### Material provided ###

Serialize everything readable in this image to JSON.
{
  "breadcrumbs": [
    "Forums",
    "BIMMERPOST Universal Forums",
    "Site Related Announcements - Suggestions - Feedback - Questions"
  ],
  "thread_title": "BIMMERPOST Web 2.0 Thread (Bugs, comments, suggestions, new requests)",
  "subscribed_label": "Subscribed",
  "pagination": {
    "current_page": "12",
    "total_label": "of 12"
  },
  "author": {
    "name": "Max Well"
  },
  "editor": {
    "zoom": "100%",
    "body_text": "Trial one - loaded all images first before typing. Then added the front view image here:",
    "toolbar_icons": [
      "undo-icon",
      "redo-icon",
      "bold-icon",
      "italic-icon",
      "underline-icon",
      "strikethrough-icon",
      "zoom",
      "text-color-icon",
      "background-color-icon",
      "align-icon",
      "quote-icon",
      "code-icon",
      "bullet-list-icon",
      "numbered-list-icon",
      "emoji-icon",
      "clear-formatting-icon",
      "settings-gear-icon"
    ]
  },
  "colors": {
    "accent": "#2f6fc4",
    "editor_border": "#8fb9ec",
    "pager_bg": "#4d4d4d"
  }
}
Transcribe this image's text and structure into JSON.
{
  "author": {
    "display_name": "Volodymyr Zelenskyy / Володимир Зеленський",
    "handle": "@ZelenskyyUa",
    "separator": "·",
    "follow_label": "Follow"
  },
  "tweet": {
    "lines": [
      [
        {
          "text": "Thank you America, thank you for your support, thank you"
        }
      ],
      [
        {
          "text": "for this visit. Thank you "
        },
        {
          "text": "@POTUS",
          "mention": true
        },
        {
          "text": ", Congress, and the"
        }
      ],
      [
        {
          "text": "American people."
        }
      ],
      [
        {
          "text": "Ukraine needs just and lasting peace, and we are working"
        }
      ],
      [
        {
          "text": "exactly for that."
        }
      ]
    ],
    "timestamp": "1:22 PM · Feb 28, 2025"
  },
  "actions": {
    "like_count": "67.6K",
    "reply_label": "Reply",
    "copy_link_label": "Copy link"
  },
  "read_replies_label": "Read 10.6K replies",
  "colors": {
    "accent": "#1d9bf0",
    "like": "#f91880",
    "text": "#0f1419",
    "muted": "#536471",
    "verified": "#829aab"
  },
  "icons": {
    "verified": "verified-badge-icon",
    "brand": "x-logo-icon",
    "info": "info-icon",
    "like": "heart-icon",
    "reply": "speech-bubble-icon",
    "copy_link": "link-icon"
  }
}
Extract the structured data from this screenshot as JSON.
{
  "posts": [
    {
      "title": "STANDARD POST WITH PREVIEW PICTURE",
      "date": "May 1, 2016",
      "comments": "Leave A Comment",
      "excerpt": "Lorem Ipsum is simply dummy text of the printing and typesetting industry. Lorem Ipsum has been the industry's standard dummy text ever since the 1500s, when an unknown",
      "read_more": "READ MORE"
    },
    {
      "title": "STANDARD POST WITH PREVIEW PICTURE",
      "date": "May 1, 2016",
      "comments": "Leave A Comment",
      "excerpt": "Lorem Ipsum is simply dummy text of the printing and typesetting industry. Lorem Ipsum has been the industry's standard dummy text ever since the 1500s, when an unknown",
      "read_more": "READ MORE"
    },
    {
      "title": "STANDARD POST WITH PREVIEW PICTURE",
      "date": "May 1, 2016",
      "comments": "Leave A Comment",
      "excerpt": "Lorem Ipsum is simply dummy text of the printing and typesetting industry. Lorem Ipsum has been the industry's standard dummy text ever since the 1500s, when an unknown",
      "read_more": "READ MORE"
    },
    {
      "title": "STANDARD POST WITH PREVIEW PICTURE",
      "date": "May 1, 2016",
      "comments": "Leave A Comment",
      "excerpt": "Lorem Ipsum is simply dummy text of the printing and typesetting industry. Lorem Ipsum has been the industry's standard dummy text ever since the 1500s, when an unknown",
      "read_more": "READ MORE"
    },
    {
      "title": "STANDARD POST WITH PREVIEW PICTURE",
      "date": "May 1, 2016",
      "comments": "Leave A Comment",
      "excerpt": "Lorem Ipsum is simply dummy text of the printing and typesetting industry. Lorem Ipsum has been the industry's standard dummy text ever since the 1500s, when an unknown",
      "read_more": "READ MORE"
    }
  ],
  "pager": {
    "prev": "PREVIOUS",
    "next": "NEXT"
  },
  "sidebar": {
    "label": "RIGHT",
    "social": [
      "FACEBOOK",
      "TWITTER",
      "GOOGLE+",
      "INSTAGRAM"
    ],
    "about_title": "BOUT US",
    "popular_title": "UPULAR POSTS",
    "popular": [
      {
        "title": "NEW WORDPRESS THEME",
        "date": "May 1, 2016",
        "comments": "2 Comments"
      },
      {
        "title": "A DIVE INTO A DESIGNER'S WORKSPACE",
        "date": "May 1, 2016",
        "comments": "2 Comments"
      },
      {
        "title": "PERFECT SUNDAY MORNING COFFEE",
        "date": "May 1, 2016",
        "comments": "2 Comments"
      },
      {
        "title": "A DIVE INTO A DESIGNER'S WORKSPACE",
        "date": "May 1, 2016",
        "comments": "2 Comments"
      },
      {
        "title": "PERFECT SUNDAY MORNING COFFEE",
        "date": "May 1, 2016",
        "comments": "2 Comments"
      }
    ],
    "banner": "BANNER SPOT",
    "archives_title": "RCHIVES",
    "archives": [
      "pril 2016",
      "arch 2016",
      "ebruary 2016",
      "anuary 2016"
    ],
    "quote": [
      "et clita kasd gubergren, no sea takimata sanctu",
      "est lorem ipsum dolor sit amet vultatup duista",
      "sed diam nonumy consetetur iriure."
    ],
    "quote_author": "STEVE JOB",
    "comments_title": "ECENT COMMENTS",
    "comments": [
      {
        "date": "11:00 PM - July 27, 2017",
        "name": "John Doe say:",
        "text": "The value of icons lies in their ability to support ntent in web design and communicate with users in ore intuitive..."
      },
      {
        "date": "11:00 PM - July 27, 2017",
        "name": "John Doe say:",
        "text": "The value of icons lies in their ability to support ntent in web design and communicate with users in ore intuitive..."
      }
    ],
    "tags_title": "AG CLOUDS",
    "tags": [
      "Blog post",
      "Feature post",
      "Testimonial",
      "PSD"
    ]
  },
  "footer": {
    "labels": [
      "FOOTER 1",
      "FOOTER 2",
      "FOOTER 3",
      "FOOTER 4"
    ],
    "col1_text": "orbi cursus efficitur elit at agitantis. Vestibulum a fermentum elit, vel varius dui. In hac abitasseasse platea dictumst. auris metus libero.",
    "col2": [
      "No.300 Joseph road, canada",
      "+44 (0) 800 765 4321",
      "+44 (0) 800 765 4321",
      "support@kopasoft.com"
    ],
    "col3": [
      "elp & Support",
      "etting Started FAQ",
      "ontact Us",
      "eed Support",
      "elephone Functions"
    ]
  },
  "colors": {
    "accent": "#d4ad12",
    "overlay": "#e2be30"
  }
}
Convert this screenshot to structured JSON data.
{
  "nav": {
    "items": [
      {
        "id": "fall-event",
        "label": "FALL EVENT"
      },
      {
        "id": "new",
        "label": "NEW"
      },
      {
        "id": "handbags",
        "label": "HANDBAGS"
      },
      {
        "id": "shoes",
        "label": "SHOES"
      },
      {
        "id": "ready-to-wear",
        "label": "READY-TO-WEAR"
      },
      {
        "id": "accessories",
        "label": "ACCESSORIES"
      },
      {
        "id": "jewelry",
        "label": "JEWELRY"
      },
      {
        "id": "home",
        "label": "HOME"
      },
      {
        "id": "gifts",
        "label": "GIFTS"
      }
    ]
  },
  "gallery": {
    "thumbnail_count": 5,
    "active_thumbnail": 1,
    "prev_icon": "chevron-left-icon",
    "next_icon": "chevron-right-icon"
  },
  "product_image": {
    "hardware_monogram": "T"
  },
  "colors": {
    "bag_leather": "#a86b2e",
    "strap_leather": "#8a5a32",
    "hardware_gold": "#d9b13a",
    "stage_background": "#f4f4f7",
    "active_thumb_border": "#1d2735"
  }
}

###

## Task details
Scan the data above and copy every line with "this" in it.

## Final result
Serialize everything readable in this image to JSON.
Transcribe this image's text and structure into JSON.
          "text": "for this visit. Thank you "
Extract the structured data from this screenshot as JSON.
Convert this screenshot to structured JSON data.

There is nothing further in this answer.